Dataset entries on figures
-- BEGIN --
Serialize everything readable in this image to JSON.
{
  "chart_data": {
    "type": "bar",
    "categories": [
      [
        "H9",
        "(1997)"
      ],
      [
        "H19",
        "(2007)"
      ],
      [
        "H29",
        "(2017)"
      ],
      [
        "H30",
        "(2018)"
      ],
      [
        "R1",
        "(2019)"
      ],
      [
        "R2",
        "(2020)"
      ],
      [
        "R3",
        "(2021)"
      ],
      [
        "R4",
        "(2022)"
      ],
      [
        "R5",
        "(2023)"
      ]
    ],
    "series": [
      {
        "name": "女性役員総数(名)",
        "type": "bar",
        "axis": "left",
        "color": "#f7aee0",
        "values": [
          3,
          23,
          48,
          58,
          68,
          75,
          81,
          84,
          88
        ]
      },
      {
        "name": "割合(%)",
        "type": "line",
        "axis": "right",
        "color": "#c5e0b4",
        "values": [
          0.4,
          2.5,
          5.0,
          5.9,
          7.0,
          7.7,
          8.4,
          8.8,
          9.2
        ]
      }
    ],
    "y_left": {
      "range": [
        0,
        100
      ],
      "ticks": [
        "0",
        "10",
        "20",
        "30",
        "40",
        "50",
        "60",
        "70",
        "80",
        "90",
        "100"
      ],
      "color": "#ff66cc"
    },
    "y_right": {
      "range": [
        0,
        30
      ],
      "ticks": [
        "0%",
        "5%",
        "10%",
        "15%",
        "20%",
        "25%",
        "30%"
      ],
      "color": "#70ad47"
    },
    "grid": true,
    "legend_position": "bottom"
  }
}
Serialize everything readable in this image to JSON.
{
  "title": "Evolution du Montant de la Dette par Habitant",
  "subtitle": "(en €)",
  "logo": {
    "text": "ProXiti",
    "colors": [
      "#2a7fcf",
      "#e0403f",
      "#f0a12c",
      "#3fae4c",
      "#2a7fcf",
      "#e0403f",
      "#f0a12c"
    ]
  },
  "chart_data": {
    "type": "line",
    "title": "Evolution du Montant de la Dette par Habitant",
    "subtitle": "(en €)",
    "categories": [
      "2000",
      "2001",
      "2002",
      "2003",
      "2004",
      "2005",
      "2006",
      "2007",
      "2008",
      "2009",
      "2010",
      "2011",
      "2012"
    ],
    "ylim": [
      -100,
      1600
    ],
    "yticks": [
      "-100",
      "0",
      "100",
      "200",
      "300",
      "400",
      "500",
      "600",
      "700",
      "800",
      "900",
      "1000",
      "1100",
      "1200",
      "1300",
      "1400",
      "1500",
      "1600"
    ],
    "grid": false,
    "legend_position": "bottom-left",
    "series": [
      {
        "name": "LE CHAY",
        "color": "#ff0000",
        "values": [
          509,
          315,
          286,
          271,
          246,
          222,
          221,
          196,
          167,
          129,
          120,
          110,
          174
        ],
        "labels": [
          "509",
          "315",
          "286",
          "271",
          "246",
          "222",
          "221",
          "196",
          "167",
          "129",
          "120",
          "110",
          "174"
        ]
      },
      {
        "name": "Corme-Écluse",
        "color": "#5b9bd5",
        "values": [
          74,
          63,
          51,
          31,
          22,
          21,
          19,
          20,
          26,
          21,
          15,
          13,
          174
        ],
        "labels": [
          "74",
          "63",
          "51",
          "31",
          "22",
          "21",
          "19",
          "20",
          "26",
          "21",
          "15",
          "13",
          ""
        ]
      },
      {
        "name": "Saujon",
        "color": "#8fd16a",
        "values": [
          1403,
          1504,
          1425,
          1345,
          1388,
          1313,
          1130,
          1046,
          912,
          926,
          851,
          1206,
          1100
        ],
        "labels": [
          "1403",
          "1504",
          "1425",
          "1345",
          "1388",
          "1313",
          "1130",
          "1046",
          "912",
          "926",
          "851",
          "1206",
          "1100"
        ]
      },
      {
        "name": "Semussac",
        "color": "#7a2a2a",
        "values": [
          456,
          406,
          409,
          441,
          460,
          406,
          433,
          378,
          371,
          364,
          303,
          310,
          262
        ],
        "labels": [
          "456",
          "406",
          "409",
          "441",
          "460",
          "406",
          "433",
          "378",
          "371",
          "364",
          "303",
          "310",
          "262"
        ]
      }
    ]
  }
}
-- END --
» **Exercise details**
In the entries above, find lines with "name" and copy each.

» **Written solution**
        "name": "女性役員総数(名)",
        "name": "割合(%)",
        "name": "LE CHAY",
        "name": "Corme-Écluse",
        "name": "Saujon",
        "name": "Semussac",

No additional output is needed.